EXTRAIT DU TEXTE:

Il peut y avoir harcèlement moral en dehors d’une relation de travail explicite

La chambre criminelle admet qu’une présidente d’association ait pu être coupable de harcèlement moral vis-à-vis du commandant de la compagnie de gendarmerie où l’intéressée avait son bureau. Une situation apparemment hors-norme, mais que l’on peut transposer à l’entreprise, notamment dans le cadre de prestations de service ou de contrats de mission.

La présidente d’une association d’aide aux familles de gendarmes disposait d’un bureau au sein de la compagnie de gendarmerie où travaillait son mari.

L’intéressée était entrée en conflit avec le commandant de la compagnie et, avec le concours de son mari, n’avait ensuite eu de cesse de se plaindre de lui, adressant de nombreux courriers aux supérieurs de l’intéressé et le dénigrant auprès de ses subordonnés.

Confronté pendant deux ans à des récriminations incessantes, tenu de se justifier auprès de ses supérieurs, le commandant de la compagnie avait dû faire l’objet d’un suivi pour un état anxiodépressif. Il avait finalement été muté dans le cadre d’une « promotion » qui lui avait en réalité été imposée pour mettre fin au conflit.

CONSIGNES DE L'EXERCICE:
1. Répondez aux questions suivantes d'après l'extrait sur le harcèlement moral :
(a) Où la présidente de l'association disposait-elle d'un bureau ?
(b) Pendant combien de temps le commandant a-t-il été confronté à des récriminations incessantes ?
(c) Dans le cadre de quoi le commandant a-t-il finalement été muté ?
2. Recopiez mot pour mot, s'il vous plaît, le passage de l'extrait sur le harcèlement moral situé entre « La présidente d’une » et « fin au conflit. », ces deux bornes comprises.

DONNÉES EXTRAITES:

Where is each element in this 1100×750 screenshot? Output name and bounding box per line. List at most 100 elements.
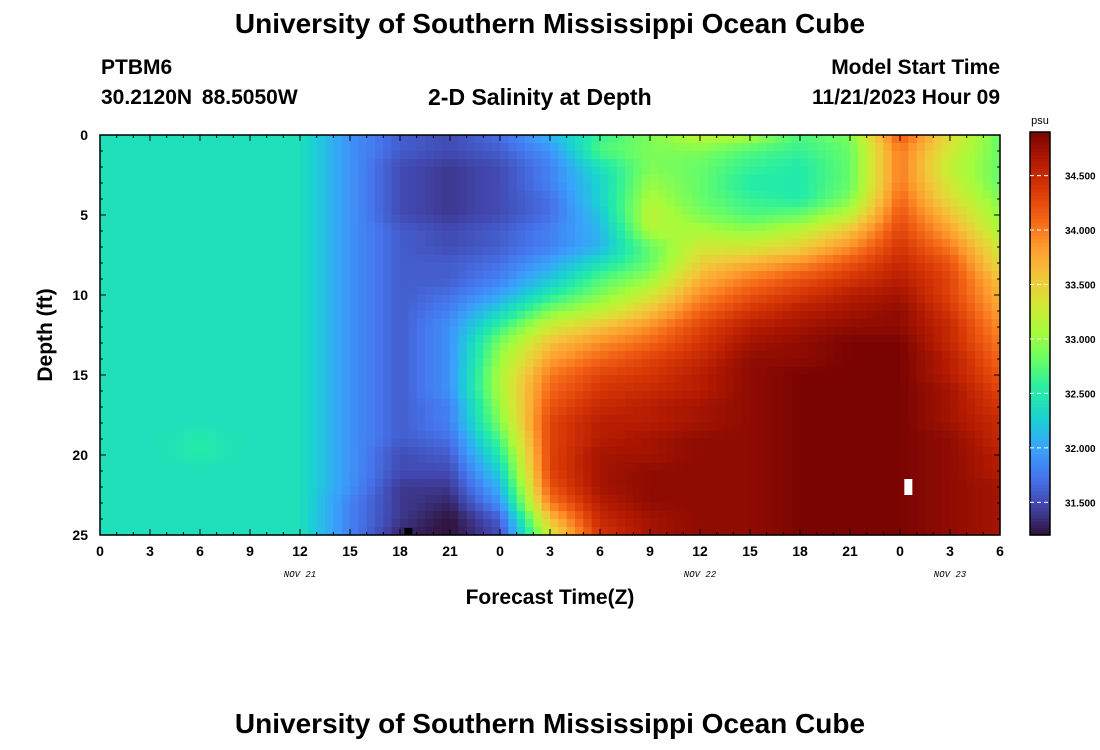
heatmap-cell — [191, 263, 201, 272]
heatmap-cell — [850, 343, 859, 352]
heatmap-cell — [866, 183, 876, 192]
heatmap-cell — [825, 191, 834, 200]
heatmap-cell — [425, 135, 434, 144]
heatmap-cell — [208, 143, 218, 152]
heatmap-cell — [891, 271, 901, 280]
heatmap-cell — [200, 503, 209, 512]
heatmap-cell — [975, 199, 984, 208]
heatmap-cell — [133, 351, 143, 360]
heatmap-cell — [683, 239, 693, 248]
heatmap-cell — [633, 207, 643, 216]
heatmap-cell — [750, 191, 759, 200]
heatmap-cell — [566, 367, 576, 376]
heatmap-cell — [433, 135, 443, 144]
heatmap-cell — [741, 239, 751, 248]
heatmap-cell — [616, 135, 626, 144]
heatmap-cell — [775, 159, 784, 168]
heatmap-cell — [941, 207, 951, 216]
heatmap-cell — [741, 423, 751, 432]
heatmap-cell — [600, 207, 609, 216]
heatmap-cell — [833, 295, 843, 304]
heatmap-cell — [516, 287, 526, 296]
heatmap-cell — [216, 191, 226, 200]
heatmap-cell — [975, 407, 984, 416]
heatmap-cell — [475, 359, 484, 368]
heatmap-cell — [341, 303, 351, 312]
heatmap-cell — [758, 247, 768, 256]
heatmap-cell — [508, 151, 518, 160]
heatmap-cell — [500, 239, 509, 248]
heatmap-cell — [175, 455, 184, 464]
heatmap-cell — [550, 447, 559, 456]
heatmap-cell — [625, 367, 634, 376]
heatmap-cell — [475, 399, 484, 408]
heatmap-cell — [658, 159, 668, 168]
heatmap-cell — [550, 215, 559, 224]
heatmap-cell — [833, 159, 843, 168]
heatmap-cell — [816, 167, 826, 176]
heatmap-cell — [800, 495, 809, 504]
heatmap-cell — [258, 327, 268, 336]
heatmap-cell — [408, 215, 418, 224]
heatmap-cell — [858, 263, 868, 272]
heatmap-cell — [925, 399, 934, 408]
heatmap-cell — [333, 471, 343, 480]
heatmap-cell — [983, 311, 993, 320]
heatmap-cell — [691, 391, 701, 400]
heatmap-cell — [366, 351, 376, 360]
heatmap-cell — [591, 423, 601, 432]
heatmap-cell — [166, 167, 176, 176]
heatmap-cell — [866, 343, 876, 352]
heatmap-cell — [516, 319, 526, 328]
heatmap-cell — [833, 175, 843, 184]
heatmap-cell — [725, 247, 734, 256]
heatmap-cell — [350, 375, 359, 384]
heatmap-cell — [633, 143, 643, 152]
heatmap-cell — [591, 383, 601, 392]
heatmap-cell — [866, 391, 876, 400]
heatmap-cell — [791, 327, 801, 336]
heatmap-cell — [533, 215, 543, 224]
heatmap-cell — [208, 415, 218, 424]
heatmap-cell — [125, 239, 134, 248]
heatmap-cell — [641, 239, 651, 248]
heatmap-cell — [966, 447, 976, 456]
heatmap-cell — [816, 207, 826, 216]
heatmap-cell — [391, 415, 401, 424]
heatmap-cell — [150, 207, 159, 216]
heatmap-cell — [500, 215, 509, 224]
heatmap-cell — [341, 383, 351, 392]
heatmap-cell — [900, 199, 909, 208]
heatmap-cell — [750, 135, 759, 144]
heatmap-cell — [283, 271, 293, 280]
heatmap-cell — [341, 431, 351, 440]
heatmap-cell — [841, 135, 851, 144]
heatmap-cell — [275, 223, 284, 232]
heatmap-cell — [558, 167, 568, 176]
heatmap-cell — [391, 255, 401, 264]
heatmap-cell — [866, 487, 876, 496]
heatmap-cell — [500, 143, 509, 152]
heatmap-cell — [691, 463, 701, 472]
heatmap-cell — [891, 215, 901, 224]
heatmap-cell — [291, 359, 301, 368]
heatmap-cell — [800, 399, 809, 408]
heatmap-cell — [775, 231, 784, 240]
heatmap-cell — [458, 135, 468, 144]
heatmap-cell — [916, 207, 926, 216]
heatmap-cell — [800, 375, 809, 384]
heatmap-cell — [375, 303, 384, 312]
heatmap-cell — [983, 479, 993, 488]
heatmap-cell — [650, 135, 659, 144]
heatmap-cell — [483, 447, 493, 456]
heatmap-cell — [266, 327, 276, 336]
heatmap-cell — [583, 359, 593, 368]
heatmap-cell — [341, 287, 351, 296]
heatmap-cell — [575, 279, 584, 288]
heatmap-cell — [466, 167, 476, 176]
heatmap-cell — [958, 415, 968, 424]
heatmap-cell — [675, 175, 684, 184]
heatmap-cell — [941, 351, 951, 360]
heatmap-cell — [808, 231, 818, 240]
heatmap-cell — [250, 495, 259, 504]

CORRIGÉS COMPLETS:
1.
(a) Au sein de la compagnie de gendarmerie où travaillait son mari.
(b) Pendant deux ans.
(c) Dans le cadre d'une « promotion » qui lui avait en réalité été imposée pour mettre fin au conflit.

2.
La présidente d’une association d’aide aux familles de gendarmes disposait d’un bureau au sein de la compagnie de gendarmerie où travaillait son mari.

L’intéressée était entrée en conflit avec le commandant de la compagnie et, avec le concours de son mari, n’avait ensuite eu de cesse de se plaindre de lui, adressant de nombreux courriers aux supérieurs de l’intéressé et le dénigrant auprès de ses subordonnés.

Confronté pendant deux ans à des récriminations incessantes, tenu de se justifier auprès de ses supérieurs, le commandant de la compagnie avait dû faire l’objet d’un suivi pour un état anxiodépressif. Il avait finalement été muté dans le cadre d’une « promotion » qui lui avait en réalité été imposée pour mettre fin au conflit.